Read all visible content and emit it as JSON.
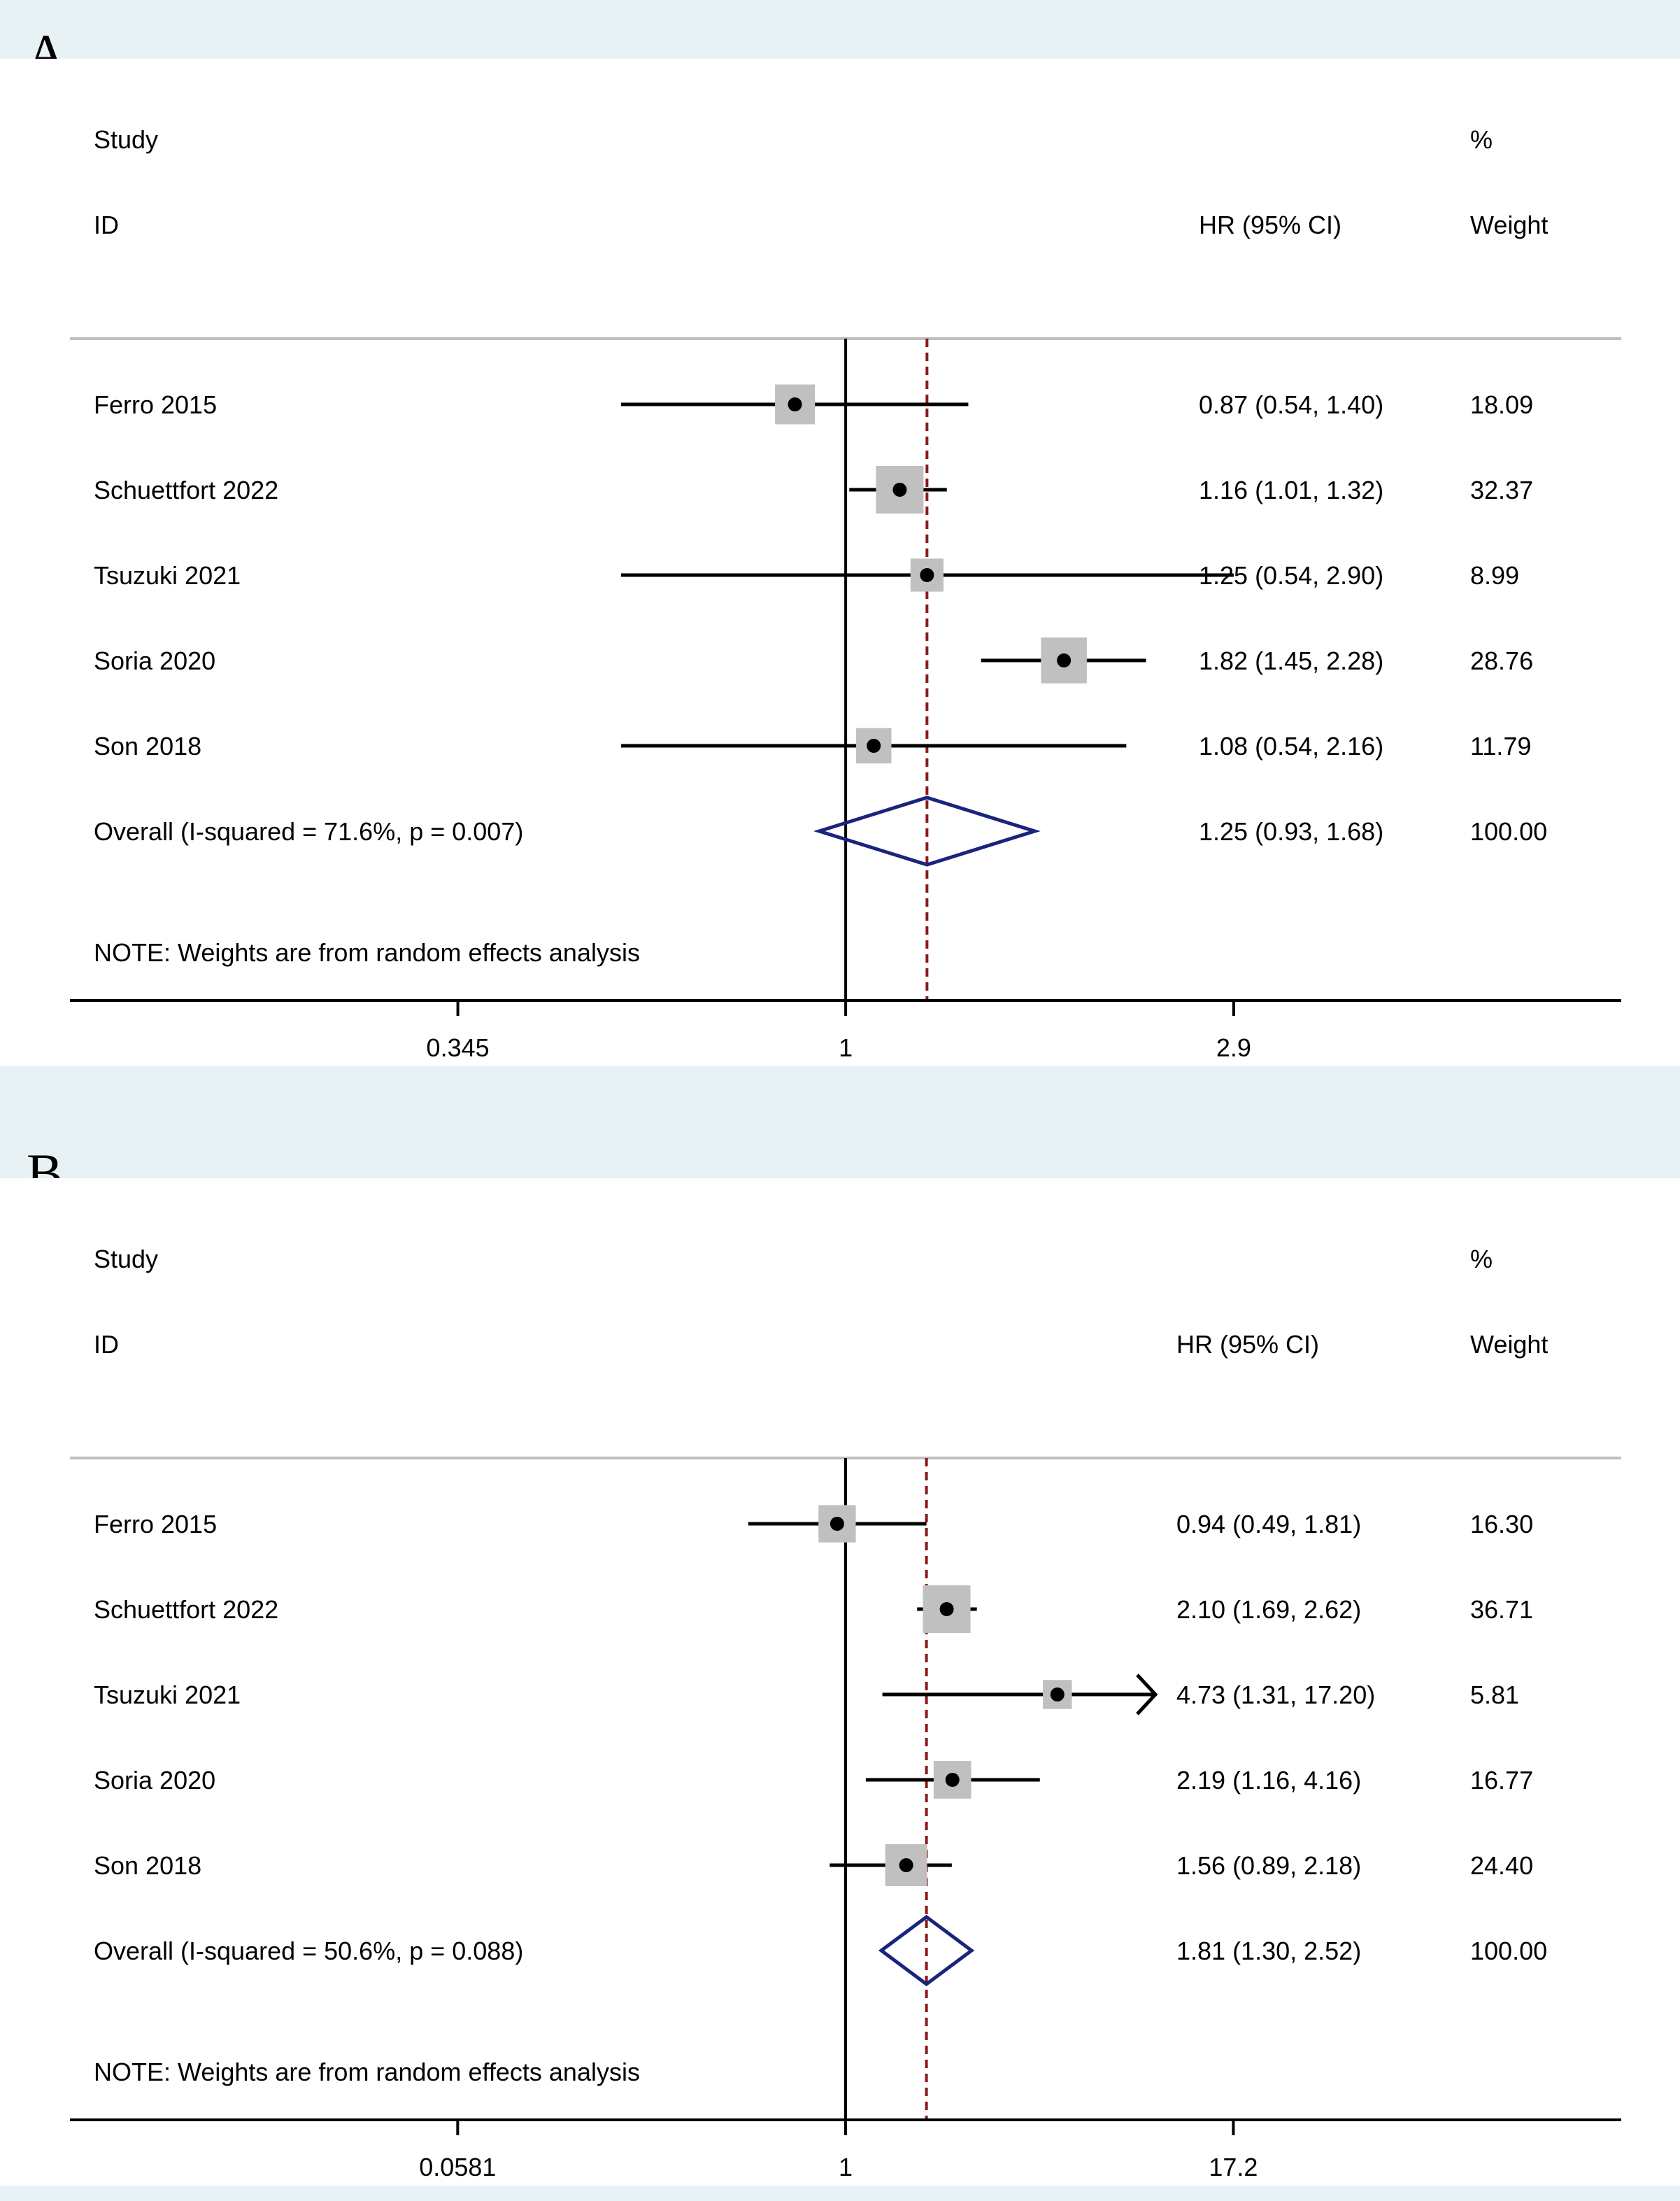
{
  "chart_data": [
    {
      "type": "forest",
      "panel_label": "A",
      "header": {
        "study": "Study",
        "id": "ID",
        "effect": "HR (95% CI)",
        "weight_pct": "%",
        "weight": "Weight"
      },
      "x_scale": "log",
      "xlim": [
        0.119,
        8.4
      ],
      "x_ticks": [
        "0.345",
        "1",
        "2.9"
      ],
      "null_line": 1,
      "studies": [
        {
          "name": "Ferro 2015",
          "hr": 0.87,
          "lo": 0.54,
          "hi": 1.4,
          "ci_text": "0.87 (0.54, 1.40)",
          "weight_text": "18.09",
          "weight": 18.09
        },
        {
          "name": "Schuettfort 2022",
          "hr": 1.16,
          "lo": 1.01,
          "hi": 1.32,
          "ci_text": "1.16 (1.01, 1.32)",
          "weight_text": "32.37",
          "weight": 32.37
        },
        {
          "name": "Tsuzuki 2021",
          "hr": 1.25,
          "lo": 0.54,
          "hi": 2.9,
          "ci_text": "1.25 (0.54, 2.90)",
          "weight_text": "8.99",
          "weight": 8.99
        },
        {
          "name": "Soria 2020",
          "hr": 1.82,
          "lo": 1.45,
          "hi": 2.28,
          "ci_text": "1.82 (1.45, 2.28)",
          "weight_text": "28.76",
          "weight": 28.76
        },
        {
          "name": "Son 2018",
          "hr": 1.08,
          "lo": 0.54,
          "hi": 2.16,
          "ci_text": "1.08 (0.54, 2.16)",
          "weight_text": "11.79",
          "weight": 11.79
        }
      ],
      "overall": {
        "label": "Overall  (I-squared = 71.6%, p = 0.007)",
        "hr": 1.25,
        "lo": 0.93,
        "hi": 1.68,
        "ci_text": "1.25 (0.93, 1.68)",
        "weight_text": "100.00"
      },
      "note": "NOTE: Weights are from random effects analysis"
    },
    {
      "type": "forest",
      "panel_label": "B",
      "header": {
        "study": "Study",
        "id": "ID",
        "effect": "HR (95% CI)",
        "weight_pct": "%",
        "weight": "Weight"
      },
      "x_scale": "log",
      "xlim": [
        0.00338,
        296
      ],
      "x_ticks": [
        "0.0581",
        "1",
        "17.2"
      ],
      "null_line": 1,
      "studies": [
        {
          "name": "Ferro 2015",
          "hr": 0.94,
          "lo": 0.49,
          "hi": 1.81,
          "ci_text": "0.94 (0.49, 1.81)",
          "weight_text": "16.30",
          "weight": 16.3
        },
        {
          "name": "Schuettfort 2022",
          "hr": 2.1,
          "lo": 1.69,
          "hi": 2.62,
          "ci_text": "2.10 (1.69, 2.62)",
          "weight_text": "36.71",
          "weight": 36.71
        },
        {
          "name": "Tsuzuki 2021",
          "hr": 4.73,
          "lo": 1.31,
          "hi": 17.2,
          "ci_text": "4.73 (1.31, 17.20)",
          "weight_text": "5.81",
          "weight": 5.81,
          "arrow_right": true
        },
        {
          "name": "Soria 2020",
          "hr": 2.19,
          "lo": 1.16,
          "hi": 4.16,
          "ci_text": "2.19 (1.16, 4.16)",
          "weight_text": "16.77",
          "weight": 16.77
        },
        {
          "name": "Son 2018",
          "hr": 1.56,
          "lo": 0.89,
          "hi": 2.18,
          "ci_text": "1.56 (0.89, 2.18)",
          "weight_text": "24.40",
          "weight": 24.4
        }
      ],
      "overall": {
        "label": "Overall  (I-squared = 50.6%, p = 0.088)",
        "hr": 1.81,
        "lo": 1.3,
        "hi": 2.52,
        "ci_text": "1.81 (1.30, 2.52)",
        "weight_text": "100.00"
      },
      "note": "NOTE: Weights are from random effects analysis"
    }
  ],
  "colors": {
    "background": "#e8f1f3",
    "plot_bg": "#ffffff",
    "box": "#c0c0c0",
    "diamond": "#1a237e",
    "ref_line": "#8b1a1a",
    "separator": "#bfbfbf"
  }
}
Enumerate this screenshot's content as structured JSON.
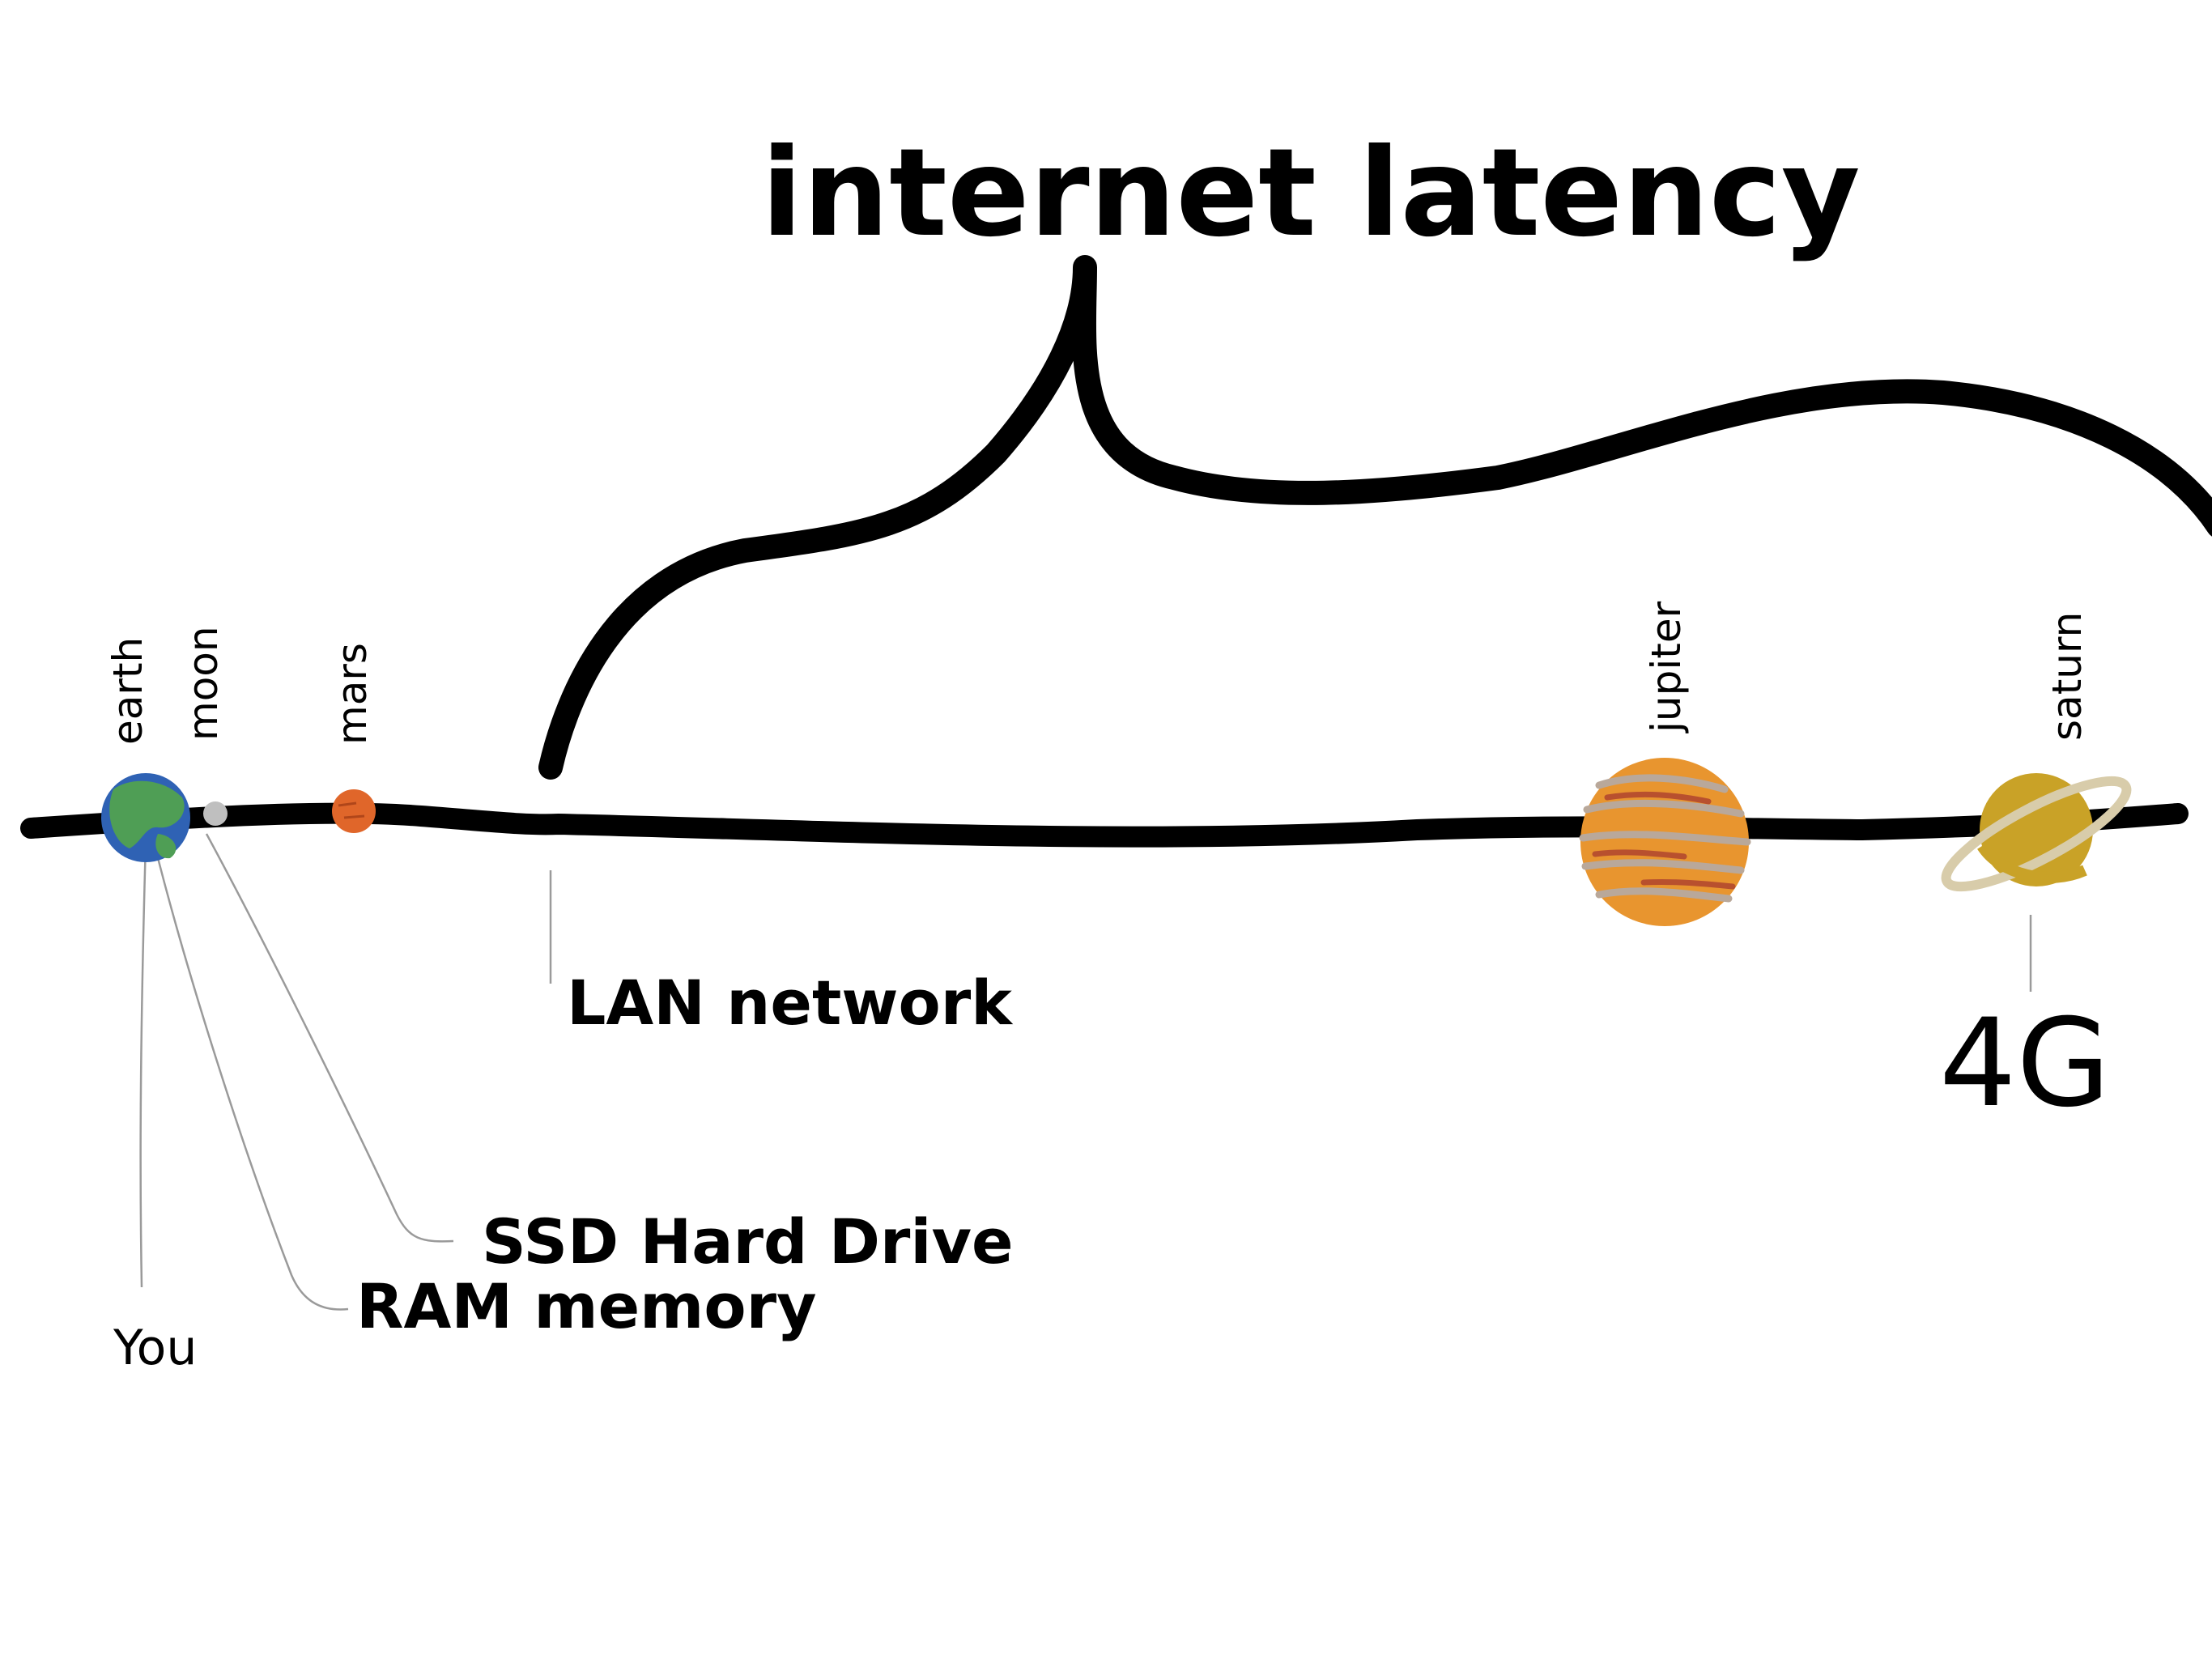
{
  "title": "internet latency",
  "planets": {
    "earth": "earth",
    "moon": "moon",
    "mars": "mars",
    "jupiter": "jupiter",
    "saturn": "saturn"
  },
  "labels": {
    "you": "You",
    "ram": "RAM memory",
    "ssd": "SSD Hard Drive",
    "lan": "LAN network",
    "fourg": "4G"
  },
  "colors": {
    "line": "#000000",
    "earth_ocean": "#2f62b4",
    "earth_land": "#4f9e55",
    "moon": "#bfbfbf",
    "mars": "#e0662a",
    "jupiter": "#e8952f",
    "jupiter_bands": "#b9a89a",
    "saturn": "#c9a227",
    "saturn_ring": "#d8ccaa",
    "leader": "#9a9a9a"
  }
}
========
**AIM:**
The records above must be transcribed exactly. Pictures are left out of the copy.

**CORRECT RESULT:**
Read all visible content and emit it as JSON.
{
  "chart_data": [
    {
      "type": "forest",
      "panel_label": "A",
      "header": {
        "study": "Study",
        "id": "ID",
        "effect": "HR (95% CI)",
        "weight_pct": "%",
        "weight": "Weight"
      },
      "x_scale": "log",
      "xlim": [
        0.119,
        8.4
      ],
      "x_ticks": [
        "0.345",
        "1",
        "2.9"
      ],
      "null_line": 1,
      "studies": [
        {
          "name": "Ferro 2015",
          "hr": 0.87,
          "lo": 0.54,
          "hi": 1.4,
          "ci_text": "0.87 (0.54, 1.40)",
          "weight_text": "18.09",
          "weight": 18.09
        },
        {
          "name": "Schuettfort 2022",
          "hr": 1.16,
          "lo": 1.01,
          "hi": 1.32,
          "ci_text": "1.16 (1.01, 1.32)",
          "weight_text": "32.37",
          "weight": 32.37
        },
        {
          "name": "Tsuzuki 2021",
          "hr": 1.25,
          "lo": 0.54,
          "hi": 2.9,
          "ci_text": "1.25 (0.54, 2.90)",
          "weight_text": "8.99",
          "weight": 8.99
        },
        {
          "name": "Soria 2020",
          "hr": 1.82,
          "lo": 1.45,
          "hi": 2.28,
          "ci_text": "1.82 (1.45, 2.28)",
          "weight_text": "28.76",
          "weight": 28.76
        },
        {
          "name": "Son 2018",
          "hr": 1.08,
          "lo": 0.54,
          "hi": 2.16,
          "ci_text": "1.08 (0.54, 2.16)",
          "weight_text": "11.79",
          "weight": 11.79
        }
      ],
      "overall": {
        "label": "Overall  (I-squared = 71.6%, p = 0.007)",
        "hr": 1.25,
        "lo": 0.93,
        "hi": 1.68,
        "ci_text": "1.25 (0.93, 1.68)",
        "weight_text": "100.00"
      },
      "note": "NOTE: Weights are from random effects analysis"
    },
    {
      "type": "forest",
      "panel_label": "B",
      "header": {
        "study": "Study",
        "id": "ID",
        "effect": "HR (95% CI)",
        "weight_pct": "%",
        "weight": "Weight"
      },
      "x_scale": "log",
      "xlim": [
        0.00338,
        296
      ],
      "x_ticks": [
        "0.0581",
        "1",
        "17.2"
      ],
      "null_line": 1,
      "studies": [
        {
          "name": "Ferro 2015",
          "hr": 0.94,
          "lo": 0.49,
          "hi": 1.81,
          "ci_text": "0.94 (0.49, 1.81)",
          "weight_text": "16.30",
          "weight": 16.3
        },
        {
          "name": "Schuettfort 2022",
          "hr": 2.1,
          "lo": 1.69,
          "hi": 2.62,
          "ci_text": "2.10 (1.69, 2.62)",
          "weight_text": "36.71",
          "weight": 36.71
        },
        {
          "name": "Tsuzuki 2021",
          "hr": 4.73,
          "lo": 1.31,
          "hi": 17.2,
          "ci_text": "4.73 (1.31, 17.20)",
          "weight_text": "5.81",
          "weight": 5.81,
          "arrow_right": true
        },
        {
          "name": "Soria 2020",
          "hr": 2.19,
          "lo": 1.16,
          "hi": 4.16,
          "ci_text": "2.19 (1.16, 4.16)",
          "weight_text": "16.77",
          "weight": 16.77
        },
        {
          "name": "Son 2018",
          "hr": 1.56,
          "lo": 0.89,
          "hi": 2.18,
          "ci_text": "1.56 (0.89, 2.18)",
          "weight_text": "24.40",
          "weight": 24.4
        }
      ],
      "overall": {
        "label": "Overall  (I-squared = 50.6%, p = 0.088)",
        "hr": 1.81,
        "lo": 1.3,
        "hi": 2.52,
        "ci_text": "1.81 (1.30, 2.52)",
        "weight_text": "100.00"
      },
      "note": "NOTE: Weights are from random effects analysis"
    }
  ],
  "colors": {
    "background": "#e8f1f3",
    "plot_bg": "#ffffff",
    "box": "#c0c0c0",
    "diamond": "#1a237e",
    "ref_line": "#8b1a1a",
    "separator": "#bfbfbf"
  }
}
Enumerate this screenshot's content as structured JSON.
{
  "title": "internet latency",
  "planets": {
    "earth": "earth",
    "moon": "moon",
    "mars": "mars",
    "jupiter": "jupiter",
    "saturn": "saturn"
  },
  "labels": {
    "you": "You",
    "ram": "RAM memory",
    "ssd": "SSD Hard Drive",
    "lan": "LAN network",
    "fourg": "4G"
  },
  "colors": {
    "line": "#000000",
    "earth_ocean": "#2f62b4",
    "earth_land": "#4f9e55",
    "moon": "#bfbfbf",
    "mars": "#e0662a",
    "jupiter": "#e8952f",
    "jupiter_bands": "#b9a89a",
    "saturn": "#c9a227",
    "saturn_ring": "#d8ccaa",
    "leader": "#9a9a9a"
  }
}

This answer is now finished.